PROVIDED PASSAGE:
Lecture 4: Advanced Collection Operations
1. Sorting Data Collections
Sorting Lists
# Sort a list in-place (modifies the original list)
numbers = [3, 1, 4, 1, 5, 9, 2, 6]
numbers.sort() # [1, 1, 2, 3, 4, 5, 6, 9]
# Sort in descending order
numbers.sort(reverse=True) # [9, 6, 5, 4, 3, 2, 1, 1]
# Get a new sorted list (original remains unchanged)
numbers = [3, 1, 4, 1, 5]
sorted_numbers = sorted(numbers) # [1, 1, 3, 4, 5]
# Sort with a custom key
words = ["banana", "apple", "cherry"]
words.sort(key=len) # ["apple", "banana", "cherry"]
# Sort by multiple criteria (length, then alphabetically)
words = ["fig", "apple", "banana", "cherry"]
words.sort(key=lambda x: (len(x), x)) # ['fig', 'apple', 'banana', 'cherry']
Sorting Dictionaries
# Sort dictionary by keys
student_scores = {'Alice': 85, 'Bob': 75, 'Charlie': 92}
sorted_by_name = dict(sorted(student_scores.items()))
# Sort dictionary by values (ascending)
sorted_by_score = dict(sorted(student_scores.items(), key=lambda x: x[1]))
# Sort by value descending
sorted_by_score_desc = dict(sorted(student_scores.items(),
key=lambda x: x[1],
reverse=True))
Sorting with itemgetter and attrgetter
from operator import itemgetter, attrgetter
# Using itemgetter for dictionaries
students = [
{'name': 'Alice', 'grade': 'A', 'age': 20},
{'name': 'Bob', 'grade': 'B', 'age': 22},
{'name': 'Charlie', 'grade': 'A', 'age': 19}
]
# Sort by grade, then by age
students_sorted = sorted(students, key=itemgetter('grade', 'age'))
# Using attrgetter for objects
class Student:
def __init__(self, name, grade, age):
self.name = name
self.grade = grade
self.age = age
student_objects = [
Student('Alice', 'A', 20),
Student('Bob', 'B', 22),
Student('Charlie', 'A', 19)
]
# Sort by grade, then by age
student_objects_sorted = sorted(student_objects,
key=attrgetter('grade', 'age'))
2. Typecasting Collections
Between List, Tuple, and Set
# List to tuple
my_list = [1, 2, 3, 2]
my_tuple = tuple(my_list) # (1, 2, 3, 2)
# Tuple to list
my_list_again = list(my_tuple) # [1, 2, 3, 2]
# List to set (removes duplicates)
my_set = set(my_list) # {1, 2, 3}
# Set to list (order not guaranteed)
my_list_from_set = list(my_set) # [1, 2, 3] (order may vary)
Dictionary Conversions
# List of tuples to dictionary
pairs = [('a', 1), ('b', 2), ('c', 3)]
my_dict = dict(pairs) # {'a': 1, 'b': 2, 'c': 3}
# Dictionary to list of tuples (key-value pairs)

OBJECTIVE A: In the lecture on collection operations, why does my_set end up holding only three values even though my_list has four? Answer in one to three sentences.
The listing is unrelated to the lecture on collection operations.

PROVIDED ENTRIES:
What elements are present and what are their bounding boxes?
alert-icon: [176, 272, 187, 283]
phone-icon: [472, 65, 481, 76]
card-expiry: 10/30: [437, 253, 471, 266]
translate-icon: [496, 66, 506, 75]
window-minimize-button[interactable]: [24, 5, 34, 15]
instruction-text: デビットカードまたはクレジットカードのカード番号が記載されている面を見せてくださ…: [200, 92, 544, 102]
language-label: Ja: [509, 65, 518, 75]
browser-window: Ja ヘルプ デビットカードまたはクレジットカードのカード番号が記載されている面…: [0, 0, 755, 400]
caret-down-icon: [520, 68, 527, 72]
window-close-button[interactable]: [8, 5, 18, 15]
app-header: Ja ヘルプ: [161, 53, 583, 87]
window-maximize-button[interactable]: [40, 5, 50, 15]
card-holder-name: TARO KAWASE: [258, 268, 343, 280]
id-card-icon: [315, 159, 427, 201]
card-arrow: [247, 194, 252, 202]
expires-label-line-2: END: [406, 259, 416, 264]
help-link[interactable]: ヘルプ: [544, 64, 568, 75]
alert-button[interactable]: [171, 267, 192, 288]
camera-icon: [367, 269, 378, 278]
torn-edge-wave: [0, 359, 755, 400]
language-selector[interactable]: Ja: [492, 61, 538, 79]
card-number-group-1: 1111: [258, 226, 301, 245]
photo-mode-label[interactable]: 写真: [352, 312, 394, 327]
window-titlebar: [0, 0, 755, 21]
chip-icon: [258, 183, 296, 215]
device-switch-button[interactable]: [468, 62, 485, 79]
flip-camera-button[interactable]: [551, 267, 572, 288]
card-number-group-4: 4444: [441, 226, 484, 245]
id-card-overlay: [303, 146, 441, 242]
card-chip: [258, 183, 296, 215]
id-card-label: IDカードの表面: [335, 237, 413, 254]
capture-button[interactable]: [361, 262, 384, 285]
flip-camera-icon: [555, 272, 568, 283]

OBJECTIVE B: Give the listing as a Markdown table with the columns Row and Line. Start at its first line, stop after the line containing "expires-label-line-2: END: [406, 259, 416, 264]", and leave out any blank lines.

EXPECTED ANSWER A: Converting a list to a set removes duplicates. The value 2 appears twice in [1, 2, 3, 2], so it is kept only once, and the result is {1, 2, 3}.

EXPECTED ANSWER B:
| Row | Line |
|---|---|
| 1 | What elements are present and what are their bounding boxes? |
| 2 | alert-icon: [176, 272, 187, 283] |
| 3 | phone-icon: [472, 65, 481, 76] |
| 4 | card-expiry: 10/30: [437, 253, 471, 266] |
| 5 | translate-icon: [496, 66, 506, 75] |
| 6 | window-minimize-button[interactable]: [24, 5, 34, 15] |
| 7 | instruction-text: デビットカードまたはクレジットカードのカード番号が記載されている面を見せてくださ…: [200, 92, 544, 102] |
| 8 | language-label: Ja: [509, 65, 518, 75] |
| 9 | browser-window: Ja ヘルプ デビットカードまたはクレジットカードのカード番号が記載されている面…: [0, 0, 755, 400] |
| 10 | caret-down-icon: [520, 68, 527, 72] |
| 11 | window-close-button[interactable]: [8, 5, 18, 15] |
| 12 | app-header: Ja ヘルプ: [161, 53, 583, 87] |
| 13 | window-maximize-button[interactable]: [40, 5, 50, 15] |
| 14 | card-holder-name: TARO KAWASE: [258, 268, 343, 280] |
| 15 | id-card-icon: [315, 159, 427, 201] |
| 16 | card-arrow: [247, 194, 252, 202] |
| 17 | expires-label-line-2: END: [406, 259, 416, 264] |